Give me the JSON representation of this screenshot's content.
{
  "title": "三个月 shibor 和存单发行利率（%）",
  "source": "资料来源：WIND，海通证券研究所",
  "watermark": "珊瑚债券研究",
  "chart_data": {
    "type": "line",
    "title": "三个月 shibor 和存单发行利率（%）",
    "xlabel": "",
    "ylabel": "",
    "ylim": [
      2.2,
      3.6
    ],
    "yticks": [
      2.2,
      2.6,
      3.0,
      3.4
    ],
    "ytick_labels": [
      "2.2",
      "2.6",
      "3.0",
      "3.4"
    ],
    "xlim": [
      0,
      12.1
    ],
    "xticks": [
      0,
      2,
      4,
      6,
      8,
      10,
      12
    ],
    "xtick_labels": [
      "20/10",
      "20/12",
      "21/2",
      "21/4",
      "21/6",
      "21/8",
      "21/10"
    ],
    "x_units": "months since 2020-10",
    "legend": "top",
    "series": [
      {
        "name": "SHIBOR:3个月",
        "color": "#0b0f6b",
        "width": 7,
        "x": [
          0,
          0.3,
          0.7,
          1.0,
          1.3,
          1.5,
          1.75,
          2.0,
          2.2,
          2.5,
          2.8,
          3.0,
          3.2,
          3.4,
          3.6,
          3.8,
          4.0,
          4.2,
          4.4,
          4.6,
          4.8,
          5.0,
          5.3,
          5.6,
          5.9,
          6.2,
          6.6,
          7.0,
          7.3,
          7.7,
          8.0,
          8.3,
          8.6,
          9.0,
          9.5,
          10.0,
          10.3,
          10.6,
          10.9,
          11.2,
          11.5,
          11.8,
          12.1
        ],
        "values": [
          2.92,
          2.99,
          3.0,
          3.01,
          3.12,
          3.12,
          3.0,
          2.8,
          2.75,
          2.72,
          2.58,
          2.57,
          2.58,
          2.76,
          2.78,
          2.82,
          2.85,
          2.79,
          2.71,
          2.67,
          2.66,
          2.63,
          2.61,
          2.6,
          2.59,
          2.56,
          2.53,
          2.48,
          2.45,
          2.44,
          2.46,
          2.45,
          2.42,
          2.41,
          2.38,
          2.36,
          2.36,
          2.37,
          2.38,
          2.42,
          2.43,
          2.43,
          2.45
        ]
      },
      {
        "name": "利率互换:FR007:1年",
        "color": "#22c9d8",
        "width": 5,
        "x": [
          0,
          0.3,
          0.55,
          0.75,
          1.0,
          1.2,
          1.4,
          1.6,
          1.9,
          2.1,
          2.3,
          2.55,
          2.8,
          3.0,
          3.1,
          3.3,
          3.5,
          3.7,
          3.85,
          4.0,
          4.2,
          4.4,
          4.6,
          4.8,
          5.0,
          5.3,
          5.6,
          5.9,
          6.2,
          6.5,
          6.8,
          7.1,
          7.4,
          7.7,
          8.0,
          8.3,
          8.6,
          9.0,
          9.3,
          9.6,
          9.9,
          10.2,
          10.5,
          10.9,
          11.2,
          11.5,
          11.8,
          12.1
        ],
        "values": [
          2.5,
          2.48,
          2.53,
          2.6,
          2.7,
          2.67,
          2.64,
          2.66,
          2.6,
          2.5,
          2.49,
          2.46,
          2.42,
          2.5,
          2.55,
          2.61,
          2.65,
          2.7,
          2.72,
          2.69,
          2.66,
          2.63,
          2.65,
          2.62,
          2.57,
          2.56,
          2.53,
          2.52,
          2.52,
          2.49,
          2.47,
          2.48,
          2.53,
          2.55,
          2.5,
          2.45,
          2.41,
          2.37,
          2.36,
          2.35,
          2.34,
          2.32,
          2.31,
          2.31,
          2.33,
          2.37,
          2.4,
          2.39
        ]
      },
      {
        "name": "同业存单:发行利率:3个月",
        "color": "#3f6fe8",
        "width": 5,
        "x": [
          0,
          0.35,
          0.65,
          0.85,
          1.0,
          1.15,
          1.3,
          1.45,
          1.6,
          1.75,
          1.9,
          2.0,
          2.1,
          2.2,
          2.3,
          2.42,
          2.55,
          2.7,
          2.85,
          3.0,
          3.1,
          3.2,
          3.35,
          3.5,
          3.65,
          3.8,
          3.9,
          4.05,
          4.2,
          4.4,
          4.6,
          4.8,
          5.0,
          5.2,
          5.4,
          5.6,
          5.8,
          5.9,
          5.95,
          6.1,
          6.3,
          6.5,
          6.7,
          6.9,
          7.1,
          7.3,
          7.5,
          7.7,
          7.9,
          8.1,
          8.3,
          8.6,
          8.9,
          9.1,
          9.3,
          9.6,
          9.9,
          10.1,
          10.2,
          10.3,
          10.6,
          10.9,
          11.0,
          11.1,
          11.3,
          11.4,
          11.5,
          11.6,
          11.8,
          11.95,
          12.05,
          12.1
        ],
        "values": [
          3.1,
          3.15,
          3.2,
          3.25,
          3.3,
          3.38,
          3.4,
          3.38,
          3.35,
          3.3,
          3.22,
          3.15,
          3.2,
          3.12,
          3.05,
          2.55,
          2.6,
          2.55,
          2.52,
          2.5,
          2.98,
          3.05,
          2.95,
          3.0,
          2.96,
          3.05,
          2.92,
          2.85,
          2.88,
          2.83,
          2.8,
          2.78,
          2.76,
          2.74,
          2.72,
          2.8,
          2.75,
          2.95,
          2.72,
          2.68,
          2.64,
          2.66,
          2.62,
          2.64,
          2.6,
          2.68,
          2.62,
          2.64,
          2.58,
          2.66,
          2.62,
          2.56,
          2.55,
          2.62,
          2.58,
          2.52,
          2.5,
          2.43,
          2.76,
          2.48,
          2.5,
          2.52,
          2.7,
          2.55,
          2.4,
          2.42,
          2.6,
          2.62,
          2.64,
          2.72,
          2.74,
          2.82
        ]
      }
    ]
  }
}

========================================================================

» **Exercise task**: Identify all lines where the word "name" shows up. Copy them.

» **Reply to the exercise**:
        "name": "SHIBOR:3个月",
        "name": "利率互换:FR007:1年",
        "name": "同业存单:发行利率:3个月",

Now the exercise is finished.